BEGIN RECORDED INFORMATION

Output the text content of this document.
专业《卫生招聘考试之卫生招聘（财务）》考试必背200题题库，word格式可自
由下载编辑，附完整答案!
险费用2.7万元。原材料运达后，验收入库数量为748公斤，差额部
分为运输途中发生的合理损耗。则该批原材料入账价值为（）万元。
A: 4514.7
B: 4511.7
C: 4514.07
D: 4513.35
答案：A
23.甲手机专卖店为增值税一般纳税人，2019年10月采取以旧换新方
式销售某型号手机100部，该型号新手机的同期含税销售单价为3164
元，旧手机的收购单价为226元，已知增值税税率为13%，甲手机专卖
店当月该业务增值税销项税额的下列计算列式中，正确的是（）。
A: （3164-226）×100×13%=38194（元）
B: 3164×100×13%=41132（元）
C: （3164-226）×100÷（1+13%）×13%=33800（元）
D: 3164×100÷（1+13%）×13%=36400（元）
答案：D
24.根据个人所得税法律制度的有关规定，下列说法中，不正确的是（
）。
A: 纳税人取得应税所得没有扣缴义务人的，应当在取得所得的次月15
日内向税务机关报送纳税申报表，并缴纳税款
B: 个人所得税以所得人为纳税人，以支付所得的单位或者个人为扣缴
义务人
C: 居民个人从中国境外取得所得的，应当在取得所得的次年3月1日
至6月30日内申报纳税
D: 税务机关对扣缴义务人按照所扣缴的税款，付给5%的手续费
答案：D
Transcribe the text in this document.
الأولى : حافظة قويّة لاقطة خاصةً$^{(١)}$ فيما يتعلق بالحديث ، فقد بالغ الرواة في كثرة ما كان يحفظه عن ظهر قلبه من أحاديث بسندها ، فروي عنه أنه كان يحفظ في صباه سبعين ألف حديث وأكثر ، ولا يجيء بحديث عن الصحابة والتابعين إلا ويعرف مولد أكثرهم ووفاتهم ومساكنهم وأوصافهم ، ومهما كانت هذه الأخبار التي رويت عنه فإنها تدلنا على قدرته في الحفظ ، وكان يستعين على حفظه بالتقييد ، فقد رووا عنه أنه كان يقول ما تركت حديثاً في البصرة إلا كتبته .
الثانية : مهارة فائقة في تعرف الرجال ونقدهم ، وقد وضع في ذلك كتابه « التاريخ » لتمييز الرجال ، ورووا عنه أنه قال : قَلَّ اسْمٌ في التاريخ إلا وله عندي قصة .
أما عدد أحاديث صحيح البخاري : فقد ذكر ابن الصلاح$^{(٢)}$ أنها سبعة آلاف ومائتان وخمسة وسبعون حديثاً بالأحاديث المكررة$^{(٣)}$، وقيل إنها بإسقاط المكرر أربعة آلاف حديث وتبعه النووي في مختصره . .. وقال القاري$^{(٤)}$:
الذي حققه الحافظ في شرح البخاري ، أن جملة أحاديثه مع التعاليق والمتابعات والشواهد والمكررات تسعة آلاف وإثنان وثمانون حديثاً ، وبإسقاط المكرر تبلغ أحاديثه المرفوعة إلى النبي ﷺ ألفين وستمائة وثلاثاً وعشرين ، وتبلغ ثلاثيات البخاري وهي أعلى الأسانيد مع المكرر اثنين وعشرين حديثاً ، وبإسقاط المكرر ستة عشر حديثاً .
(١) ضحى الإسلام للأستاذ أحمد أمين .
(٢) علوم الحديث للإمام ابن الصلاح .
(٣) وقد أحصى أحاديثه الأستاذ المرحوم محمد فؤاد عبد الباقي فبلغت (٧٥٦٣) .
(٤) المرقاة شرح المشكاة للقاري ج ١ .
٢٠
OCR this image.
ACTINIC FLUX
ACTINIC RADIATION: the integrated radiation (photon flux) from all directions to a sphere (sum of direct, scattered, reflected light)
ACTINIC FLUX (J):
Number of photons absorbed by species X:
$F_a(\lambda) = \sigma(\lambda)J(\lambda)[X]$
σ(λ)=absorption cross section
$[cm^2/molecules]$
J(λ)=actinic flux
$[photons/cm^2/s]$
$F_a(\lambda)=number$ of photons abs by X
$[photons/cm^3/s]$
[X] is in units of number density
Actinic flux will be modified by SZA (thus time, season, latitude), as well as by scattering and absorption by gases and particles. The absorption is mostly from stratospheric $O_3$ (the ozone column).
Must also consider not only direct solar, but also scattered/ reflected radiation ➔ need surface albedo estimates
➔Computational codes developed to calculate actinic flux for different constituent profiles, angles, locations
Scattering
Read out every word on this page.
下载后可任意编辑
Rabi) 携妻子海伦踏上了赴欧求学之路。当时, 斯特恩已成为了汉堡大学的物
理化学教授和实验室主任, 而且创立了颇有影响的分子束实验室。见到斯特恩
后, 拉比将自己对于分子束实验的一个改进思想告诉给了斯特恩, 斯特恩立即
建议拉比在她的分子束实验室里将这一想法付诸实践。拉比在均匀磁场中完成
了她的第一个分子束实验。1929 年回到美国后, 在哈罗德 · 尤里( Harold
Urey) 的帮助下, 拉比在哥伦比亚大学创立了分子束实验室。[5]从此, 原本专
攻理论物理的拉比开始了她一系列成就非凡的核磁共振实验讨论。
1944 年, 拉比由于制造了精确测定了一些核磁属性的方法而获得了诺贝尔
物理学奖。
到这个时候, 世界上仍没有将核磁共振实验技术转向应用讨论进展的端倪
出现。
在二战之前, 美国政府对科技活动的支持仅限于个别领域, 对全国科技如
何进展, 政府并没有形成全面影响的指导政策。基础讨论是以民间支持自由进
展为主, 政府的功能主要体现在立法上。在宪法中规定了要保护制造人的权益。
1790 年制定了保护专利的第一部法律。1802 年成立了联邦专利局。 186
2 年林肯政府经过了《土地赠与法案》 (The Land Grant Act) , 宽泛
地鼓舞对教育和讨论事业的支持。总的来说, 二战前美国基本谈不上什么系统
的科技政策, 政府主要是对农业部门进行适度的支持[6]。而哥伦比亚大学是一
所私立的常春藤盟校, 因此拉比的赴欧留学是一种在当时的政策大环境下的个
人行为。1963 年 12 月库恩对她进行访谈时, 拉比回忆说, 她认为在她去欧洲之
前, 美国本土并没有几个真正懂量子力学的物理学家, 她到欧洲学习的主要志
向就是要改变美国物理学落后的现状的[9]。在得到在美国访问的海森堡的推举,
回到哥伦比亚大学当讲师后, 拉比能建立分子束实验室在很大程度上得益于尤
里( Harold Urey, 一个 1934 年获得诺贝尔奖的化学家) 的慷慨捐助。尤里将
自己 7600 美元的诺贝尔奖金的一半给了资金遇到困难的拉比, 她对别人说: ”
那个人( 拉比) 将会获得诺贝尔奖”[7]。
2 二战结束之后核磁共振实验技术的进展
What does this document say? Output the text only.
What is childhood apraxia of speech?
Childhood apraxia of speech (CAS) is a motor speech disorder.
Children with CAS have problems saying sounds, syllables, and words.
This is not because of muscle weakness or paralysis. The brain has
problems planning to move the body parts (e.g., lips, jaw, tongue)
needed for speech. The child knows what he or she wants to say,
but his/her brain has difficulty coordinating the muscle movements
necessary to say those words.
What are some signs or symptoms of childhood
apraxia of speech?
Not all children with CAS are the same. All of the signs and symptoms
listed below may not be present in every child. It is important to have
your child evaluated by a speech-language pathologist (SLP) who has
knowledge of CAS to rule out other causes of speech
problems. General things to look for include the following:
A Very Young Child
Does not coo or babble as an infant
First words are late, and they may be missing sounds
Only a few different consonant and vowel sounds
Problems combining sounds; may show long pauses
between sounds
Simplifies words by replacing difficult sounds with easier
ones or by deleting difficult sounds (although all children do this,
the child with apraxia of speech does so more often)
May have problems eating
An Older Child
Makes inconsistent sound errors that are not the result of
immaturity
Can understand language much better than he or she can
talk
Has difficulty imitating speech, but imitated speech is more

END RECORDED INFORMATION

#### [WORK INSTRUCTIONS]
Reproduce the material verbatim, line by line.

#### [WRITTEN REPLY]
Output the text content of this document.
专业《卫生招聘考试之卫生招聘（财务）》考试必背200题题库，word格式可自
由下载编辑，附完整答案!
险费用2.7万元。原材料运达后，验收入库数量为748公斤，差额部
分为运输途中发生的合理损耗。则该批原材料入账价值为（）万元。
A: 4514.7
B: 4511.7
C: 4514.07
D: 4513.35
答案：A
23.甲手机专卖店为增值税一般纳税人，2019年10月采取以旧换新方
式销售某型号手机100部，该型号新手机的同期含税销售单价为3164
元，旧手机的收购单价为226元，已知增值税税率为13%，甲手机专卖
店当月该业务增值税销项税额的下列计算列式中，正确的是（）。
A: （3164-226）×100×13%=38194（元）
B: 3164×100×13%=41132（元）
C: （3164-226）×100÷（1+13%）×13%=33800（元）
D: 3164×100÷（1+13%）×13%=36400（元）
答案：D
24.根据个人所得税法律制度的有关规定，下列说法中，不正确的是（
）。
A: 纳税人取得应税所得没有扣缴义务人的，应当在取得所得的次月15
日内向税务机关报送纳税申报表，并缴纳税款
B: 个人所得税以所得人为纳税人，以支付所得的单位或者个人为扣缴
义务人
C: 居民个人从中国境外取得所得的，应当在取得所得的次年3月1日
至6月30日内申报纳税
D: 税务机关对扣缴义务人按照所扣缴的税款，付给5%的手续费
答案：D
Transcribe the text in this document.
الأولى : حافظة قويّة لاقطة خاصةً$^{(١)}$ فيما يتعلق بالحديث ، فقد بالغ الرواة في كثرة ما كان يحفظه عن ظهر قلبه من أحاديث بسندها ، فروي عنه أنه كان يحفظ في صباه سبعين ألف حديث وأكثر ، ولا يجيء بحديث عن الصحابة والتابعين إلا ويعرف مولد أكثرهم ووفاتهم ومساكنهم وأوصافهم ، ومهما كانت هذه الأخبار التي رويت عنه فإنها تدلنا على قدرته في الحفظ ، وكان يستعين على حفظه بالتقييد ، فقد رووا عنه أنه كان يقول ما تركت حديثاً في البصرة إلا كتبته .
الثانية : مهارة فائقة في تعرف الرجال ونقدهم ، وقد وضع في ذلك كتابه « التاريخ » لتمييز الرجال ، ورووا عنه أنه قال : قَلَّ اسْمٌ في التاريخ إلا وله عندي قصة .
أما عدد أحاديث صحيح البخاري : فقد ذكر ابن الصلاح$^{(٢)}$ أنها سبعة آلاف ومائتان وخمسة وسبعون حديثاً بالأحاديث المكررة$^{(٣)}$، وقيل إنها بإسقاط المكرر أربعة آلاف حديث وتبعه النووي في مختصره . .. وقال القاري$^{(٤)}$:
الذي حققه الحافظ في شرح البخاري ، أن جملة أحاديثه مع التعاليق والمتابعات والشواهد والمكررات تسعة آلاف وإثنان وثمانون حديثاً ، وبإسقاط المكرر تبلغ أحاديثه المرفوعة إلى النبي ﷺ ألفين وستمائة وثلاثاً وعشرين ، وتبلغ ثلاثيات البخاري وهي أعلى الأسانيد مع المكرر اثنين وعشرين حديثاً ، وبإسقاط المكرر ستة عشر حديثاً .
(١) ضحى الإسلام للأستاذ أحمد أمين .
(٢) علوم الحديث للإمام ابن الصلاح .
(٣) وقد أحصى أحاديثه الأستاذ المرحوم محمد فؤاد عبد الباقي فبلغت (٧٥٦٣) .
(٤) المرقاة شرح المشكاة للقاري ج ١ .
٢٠
OCR this image.
ACTINIC FLUX
ACTINIC RADIATION: the integrated radiation (photon flux) from all directions to a sphere (sum of direct, scattered, reflected light)
ACTINIC FLUX (J):
Number of photons absorbed by species X:
$F_a(\lambda) = \sigma(\lambda)J(\lambda)[X]$
σ(λ)=absorption cross section
$[cm^2/molecules]$
J(λ)=actinic flux
$[photons/cm^2/s]$
$F_a(\lambda)=number$ of photons abs by X
$[photons/cm^3/s]$
[X] is in units of number density
Actinic flux will be modified by SZA (thus time, season, latitude), as well as by scattering and absorption by gases and particles. The absorption is mostly from stratospheric $O_3$ (the ozone column).
Must also consider not only direct solar, but also scattered/ reflected radiation ➔ need surface albedo estimates
➔Computational codes developed to calculate actinic flux for different constituent profiles, angles, locations
Scattering
Read out every word on this page.
下载后可任意编辑
Rabi) 携妻子海伦踏上了赴欧求学之路。当时, 斯特恩已成为了汉堡大学的物
理化学教授和实验室主任, 而且创立了颇有影响的分子束实验室。见到斯特恩
后, 拉比将自己对于分子束实验的一个改进思想告诉给了斯特恩, 斯特恩立即
建议拉比在她的分子束实验室里将这一想法付诸实践。拉比在均匀磁场中完成
了她的第一个分子束实验。1929 年回到美国后, 在哈罗德 · 尤里( Harold
Urey) 的帮助下, 拉比在哥伦比亚大学创立了分子束实验室。[5]从此, 原本专
攻理论物理的拉比开始了她一系列成就非凡的核磁共振实验讨论。
1944 年, 拉比由于制造了精确测定了一些核磁属性的方法而获得了诺贝尔
物理学奖。
到这个时候, 世界上仍没有将核磁共振实验技术转向应用讨论进展的端倪
出现。
在二战之前, 美国政府对科技活动的支持仅限于个别领域, 对全国科技如
何进展, 政府并没有形成全面影响的指导政策。基础讨论是以民间支持自由进
展为主, 政府的功能主要体现在立法上。在宪法中规定了要保护制造人的权益。
1790 年制定了保护专利的第一部法律。1802 年成立了联邦专利局。 186
2 年林肯政府经过了《土地赠与法案》 (The Land Grant Act) , 宽泛
地鼓舞对教育和讨论事业的支持。总的来说, 二战前美国基本谈不上什么系统
的科技政策, 政府主要是对农业部门进行适度的支持[6]。而哥伦比亚大学是一
所私立的常春藤盟校, 因此拉比的赴欧留学是一种在当时的政策大环境下的个
人行为。1963 年 12 月库恩对她进行访谈时, 拉比回忆说, 她认为在她去欧洲之
前, 美国本土并没有几个真正懂量子力学的物理学家, 她到欧洲学习的主要志
向就是要改变美国物理学落后的现状的[9]。在得到在美国访问的海森堡的推举,
回到哥伦比亚大学当讲师后, 拉比能建立分子束实验室在很大程度上得益于尤
里( Harold Urey, 一个 1934 年获得诺贝尔奖的化学家) 的慷慨捐助。尤里将
自己 7600 美元的诺贝尔奖金的一半给了资金遇到困难的拉比, 她对别人说: ”
那个人( 拉比) 将会获得诺贝尔奖”[7]。
2 二战结束之后核磁共振实验技术的进展
What does this document say? Output the text only.
What is childhood apraxia of speech?
Childhood apraxia of speech (CAS) is a motor speech disorder.
Children with CAS have problems saying sounds, syllables, and words.
This is not because of muscle weakness or paralysis. The brain has
problems planning to move the body parts (e.g., lips, jaw, tongue)
needed for speech. The child knows what he or she wants to say,
but his/her brain has difficulty coordinating the muscle movements
necessary to say those words.
What are some signs or symptoms of childhood
apraxia of speech?
Not all children with CAS are the same. All of the signs and symptoms
listed below may not be present in every child. It is important to have
your child evaluated by a speech-language pathologist (SLP) who has
knowledge of CAS to rule out other causes of speech
problems. General things to look for include the following:
A Very Young Child
Does not coo or babble as an infant
First words are late, and they may be missing sounds
Only a few different consonant and vowel sounds
Problems combining sounds; may show long pauses
between sounds
Simplifies words by replacing difficult sounds with easier
ones or by deleting difficult sounds (although all children do this,
the child with apraxia of speech does so more often)
May have problems eating
An Older Child
Makes inconsistent sound errors that are not the result of
immaturity
Can understand language much better than he or she can
talk
Has difficulty imitating speech, but imitated speech is more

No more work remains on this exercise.